AIM: Go through the material below and copy each line where the word "JSON" appears.

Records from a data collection
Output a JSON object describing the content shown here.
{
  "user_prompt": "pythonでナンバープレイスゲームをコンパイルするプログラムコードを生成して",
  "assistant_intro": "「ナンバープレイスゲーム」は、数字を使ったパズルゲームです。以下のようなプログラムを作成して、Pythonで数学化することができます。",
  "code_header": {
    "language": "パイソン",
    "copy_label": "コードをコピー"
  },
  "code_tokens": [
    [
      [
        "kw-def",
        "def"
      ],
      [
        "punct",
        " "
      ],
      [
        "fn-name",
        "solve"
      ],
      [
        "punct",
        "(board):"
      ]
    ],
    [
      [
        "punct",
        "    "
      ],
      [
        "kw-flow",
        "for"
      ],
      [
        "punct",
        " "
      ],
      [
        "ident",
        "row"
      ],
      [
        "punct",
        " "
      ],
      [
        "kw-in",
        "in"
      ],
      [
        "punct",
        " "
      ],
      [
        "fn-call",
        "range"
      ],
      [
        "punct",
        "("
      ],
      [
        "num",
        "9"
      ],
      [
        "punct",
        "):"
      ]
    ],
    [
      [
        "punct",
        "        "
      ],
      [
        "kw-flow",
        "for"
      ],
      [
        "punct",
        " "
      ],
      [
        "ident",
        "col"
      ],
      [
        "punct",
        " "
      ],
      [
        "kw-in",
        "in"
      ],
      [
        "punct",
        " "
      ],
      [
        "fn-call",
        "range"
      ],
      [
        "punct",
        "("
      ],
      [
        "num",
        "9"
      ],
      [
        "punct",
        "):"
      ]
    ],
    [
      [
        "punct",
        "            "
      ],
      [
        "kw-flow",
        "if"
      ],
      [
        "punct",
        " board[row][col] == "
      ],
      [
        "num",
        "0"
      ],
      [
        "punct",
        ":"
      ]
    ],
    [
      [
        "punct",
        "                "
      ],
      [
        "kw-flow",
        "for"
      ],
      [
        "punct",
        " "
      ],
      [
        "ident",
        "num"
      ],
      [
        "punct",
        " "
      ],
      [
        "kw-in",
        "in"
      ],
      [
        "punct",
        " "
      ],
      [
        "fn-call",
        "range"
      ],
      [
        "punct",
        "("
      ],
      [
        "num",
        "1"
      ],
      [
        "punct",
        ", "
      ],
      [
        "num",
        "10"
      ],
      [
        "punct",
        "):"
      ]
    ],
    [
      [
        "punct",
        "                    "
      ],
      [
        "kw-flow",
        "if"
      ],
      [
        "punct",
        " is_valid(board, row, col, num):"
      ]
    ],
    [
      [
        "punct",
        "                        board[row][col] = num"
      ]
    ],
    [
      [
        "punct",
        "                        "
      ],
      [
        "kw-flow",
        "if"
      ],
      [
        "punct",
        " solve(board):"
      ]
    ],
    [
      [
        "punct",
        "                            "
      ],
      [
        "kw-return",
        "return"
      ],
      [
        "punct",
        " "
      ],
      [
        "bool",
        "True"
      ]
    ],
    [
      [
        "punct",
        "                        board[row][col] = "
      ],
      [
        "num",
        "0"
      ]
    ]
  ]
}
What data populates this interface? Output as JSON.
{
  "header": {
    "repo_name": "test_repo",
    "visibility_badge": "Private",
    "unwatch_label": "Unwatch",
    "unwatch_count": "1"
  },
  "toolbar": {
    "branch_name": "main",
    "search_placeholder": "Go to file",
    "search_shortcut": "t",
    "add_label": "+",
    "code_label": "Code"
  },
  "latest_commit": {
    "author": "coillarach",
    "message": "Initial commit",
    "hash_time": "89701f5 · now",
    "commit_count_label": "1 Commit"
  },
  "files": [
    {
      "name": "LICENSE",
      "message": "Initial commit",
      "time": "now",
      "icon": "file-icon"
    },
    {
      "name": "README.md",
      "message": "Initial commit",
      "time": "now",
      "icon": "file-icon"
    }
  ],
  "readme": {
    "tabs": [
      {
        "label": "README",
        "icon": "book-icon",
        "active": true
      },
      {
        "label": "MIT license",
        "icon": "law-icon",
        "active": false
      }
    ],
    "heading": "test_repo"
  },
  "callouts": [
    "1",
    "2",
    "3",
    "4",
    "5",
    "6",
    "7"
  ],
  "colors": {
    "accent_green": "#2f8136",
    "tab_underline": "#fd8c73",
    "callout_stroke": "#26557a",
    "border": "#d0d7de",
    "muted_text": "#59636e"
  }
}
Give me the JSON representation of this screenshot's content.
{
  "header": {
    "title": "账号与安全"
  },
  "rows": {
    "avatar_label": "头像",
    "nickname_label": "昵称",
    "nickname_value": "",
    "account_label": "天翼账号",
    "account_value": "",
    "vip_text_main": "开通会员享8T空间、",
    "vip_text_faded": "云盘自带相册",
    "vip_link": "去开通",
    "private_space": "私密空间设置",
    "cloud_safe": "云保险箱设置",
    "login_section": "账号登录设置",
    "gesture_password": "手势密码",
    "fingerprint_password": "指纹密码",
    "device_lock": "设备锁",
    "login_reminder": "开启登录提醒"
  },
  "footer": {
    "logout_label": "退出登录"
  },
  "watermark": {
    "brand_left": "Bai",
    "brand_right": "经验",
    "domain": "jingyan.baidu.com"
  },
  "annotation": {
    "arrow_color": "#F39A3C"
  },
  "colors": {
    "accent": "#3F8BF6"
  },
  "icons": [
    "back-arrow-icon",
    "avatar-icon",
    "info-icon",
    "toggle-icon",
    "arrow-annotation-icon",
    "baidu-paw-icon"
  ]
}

ANSWER TO THIS TASK:
Output a JSON object describing the content shown here.
What data populates this interface? Output as JSON.
Give me the JSON representation of this screenshot's content.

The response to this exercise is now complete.